The problem → Each entry below is to be transcribed exactly.

(Figure dataset records)
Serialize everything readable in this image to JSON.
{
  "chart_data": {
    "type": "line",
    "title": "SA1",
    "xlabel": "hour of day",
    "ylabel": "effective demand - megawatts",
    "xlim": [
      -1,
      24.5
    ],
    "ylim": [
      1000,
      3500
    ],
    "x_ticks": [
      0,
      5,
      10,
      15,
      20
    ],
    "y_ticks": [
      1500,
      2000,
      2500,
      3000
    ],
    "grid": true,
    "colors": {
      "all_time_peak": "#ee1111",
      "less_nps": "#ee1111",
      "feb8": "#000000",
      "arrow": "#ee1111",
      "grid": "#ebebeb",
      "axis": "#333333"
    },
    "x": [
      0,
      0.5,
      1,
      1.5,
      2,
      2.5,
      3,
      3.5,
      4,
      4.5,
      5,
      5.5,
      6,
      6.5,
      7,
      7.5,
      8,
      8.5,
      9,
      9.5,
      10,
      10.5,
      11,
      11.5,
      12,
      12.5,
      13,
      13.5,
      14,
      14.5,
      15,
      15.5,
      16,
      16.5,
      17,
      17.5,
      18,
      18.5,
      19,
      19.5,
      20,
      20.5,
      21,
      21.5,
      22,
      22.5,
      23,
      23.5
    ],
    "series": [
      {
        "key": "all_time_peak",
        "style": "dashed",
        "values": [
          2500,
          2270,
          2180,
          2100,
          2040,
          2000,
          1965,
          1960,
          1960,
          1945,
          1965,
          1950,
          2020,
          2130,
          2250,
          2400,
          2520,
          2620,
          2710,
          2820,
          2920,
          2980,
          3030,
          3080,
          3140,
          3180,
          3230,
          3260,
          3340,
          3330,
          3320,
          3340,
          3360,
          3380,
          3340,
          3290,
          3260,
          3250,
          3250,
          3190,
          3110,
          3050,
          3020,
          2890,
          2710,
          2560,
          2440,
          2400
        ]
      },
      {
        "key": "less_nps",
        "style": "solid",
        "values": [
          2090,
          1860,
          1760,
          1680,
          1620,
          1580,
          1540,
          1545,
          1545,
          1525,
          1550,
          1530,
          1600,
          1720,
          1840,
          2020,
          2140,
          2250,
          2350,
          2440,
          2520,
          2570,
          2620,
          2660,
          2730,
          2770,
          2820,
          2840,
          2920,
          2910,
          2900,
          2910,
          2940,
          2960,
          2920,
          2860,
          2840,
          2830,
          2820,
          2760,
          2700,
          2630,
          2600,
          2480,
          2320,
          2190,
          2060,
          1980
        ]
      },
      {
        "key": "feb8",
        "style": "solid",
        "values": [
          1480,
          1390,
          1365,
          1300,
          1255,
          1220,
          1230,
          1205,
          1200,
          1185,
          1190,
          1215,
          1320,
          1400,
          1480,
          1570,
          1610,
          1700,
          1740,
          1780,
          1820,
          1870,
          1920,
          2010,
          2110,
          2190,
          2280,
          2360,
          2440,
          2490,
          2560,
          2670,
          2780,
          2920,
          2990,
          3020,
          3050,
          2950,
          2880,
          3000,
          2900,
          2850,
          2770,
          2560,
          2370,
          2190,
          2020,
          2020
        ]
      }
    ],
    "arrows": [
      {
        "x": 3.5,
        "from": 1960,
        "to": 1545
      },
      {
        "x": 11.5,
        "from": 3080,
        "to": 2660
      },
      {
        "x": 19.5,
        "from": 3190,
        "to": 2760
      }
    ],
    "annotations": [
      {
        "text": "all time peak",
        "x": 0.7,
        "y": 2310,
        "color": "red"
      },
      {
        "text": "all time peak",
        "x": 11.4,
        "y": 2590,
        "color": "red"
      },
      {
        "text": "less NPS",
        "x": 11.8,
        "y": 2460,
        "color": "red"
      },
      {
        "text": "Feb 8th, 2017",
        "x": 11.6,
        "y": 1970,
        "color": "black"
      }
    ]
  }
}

Exercise solution →
Serialize everything readable in this image to JSON.
{
  "chart_data": {
    "type": "line",
    "title": "SA1",
    "xlabel": "hour of day",
    "ylabel": "effective demand - megawatts",
    "xlim": [
      -1,
      24.5
    ],
    "ylim": [
      1000,
      3500
    ],
    "x_ticks": [
      0,
      5,
      10,
      15,
      20
    ],
    "y_ticks": [
      1500,
      2000,
      2500,
      3000
    ],
    "grid": true,
    "colors": {
      "all_time_peak": "#ee1111",
      "less_nps": "#ee1111",
      "feb8": "#000000",
      "arrow": "#ee1111",
      "grid": "#ebebeb",
      "axis": "#333333"
    },
    "x": [
      0,
      0.5,
      1,
      1.5,
      2,
      2.5,
      3,
      3.5,
      4,
      4.5,
      5,
      5.5,
      6,
      6.5,
      7,
      7.5,
      8,
      8.5,
      9,
      9.5,
      10,
      10.5,
      11,
      11.5,
      12,
      12.5,
      13,
      13.5,
      14,
      14.5,
      15,
      15.5,
      16,
      16.5,
      17,
      17.5,
      18,
      18.5,
      19,
      19.5,
      20,
      20.5,
      21,
      21.5,
      22,
      22.5,
      23,
      23.5
    ],
    "series": [
      {
        "key": "all_time_peak",
        "style": "dashed",
        "values": [
          2500,
          2270,
          2180,
          2100,
          2040,
          2000,
          1965,
          1960,
          1960,
          1945,
          1965,
          1950,
          2020,
          2130,
          2250,
          2400,
          2520,
          2620,
          2710,
          2820,
          2920,
          2980,
          3030,
          3080,
          3140,
          3180,
          3230,
          3260,
          3340,
          3330,
          3320,
          3340,
          3360,
          3380,
          3340,
          3290,
          3260,
          3250,
          3250,
          3190,
          3110,
          3050,
          3020,
          2890,
          2710,
          2560,
          2440,
          2400
        ]
      },
      {
        "key": "less_nps",
        "style": "solid",
        "values": [
          2090,
          1860,
          1760,
          1680,
          1620,
          1580,
          1540,
          1545,
          1545,
          1525,
          1550,
          1530,
          1600,
          1720,
          1840,
          2020,
          2140,
          2250,
          2350,
          2440,
          2520,
          2570,
          2620,
          2660,
          2730,
          2770,
          2820,
          2840,
          2920,
          2910,
          2900,
          2910,
          2940,
          2960,
          2920,
          2860,
          2840,
          2830,
          2820,
          2760,
          2700,
          2630,
          2600,
          2480,
          2320,
          2190,
          2060,
          1980
        ]
      },
      {
        "key": "feb8",
        "style": "solid",
        "values": [
          1480,
          1390,
          1365,
          1300,
          1255,
          1220,
          1230,
          1205,
          1200,
          1185,
          1190,
          1215,
          1320,
          1400,
          1480,
          1570,
          1610,
          1700,
          1740,
          1780,
          1820,
          1870,
          1920,
          2010,
          2110,
          2190,
          2280,
          2360,
          2440,
          2490,
          2560,
          2670,
          2780,
          2920,
          2990,
          3020,
          3050,
          2950,
          2880,
          3000,
          2900,
          2850,
          2770,
          2560,
          2370,
          2190,
          2020,
          2020
        ]
      }
    ],
    "arrows": [
      {
        "x": 3.5,
        "from": 1960,
        "to": 1545
      },
      {
        "x": 11.5,
        "from": 3080,
        "to": 2660
      },
      {
        "x": 19.5,
        "from": 3190,
        "to": 2760
      }
    ],
    "annotations": [
      {
        "text": "all time peak",
        "x": 0.7,
        "y": 2310,
        "color": "red"
      },
      {
        "text": "all time peak",
        "x": 11.4,
        "y": 2590,
        "color": "red"
      },
      {
        "text": "less NPS",
        "x": 11.8,
        "y": 2460,
        "color": "red"
      },
      {
        "text": "Feb 8th, 2017",
        "x": 11.6,
        "y": 1970,
        "color": "black"
      }
    ]
  }
}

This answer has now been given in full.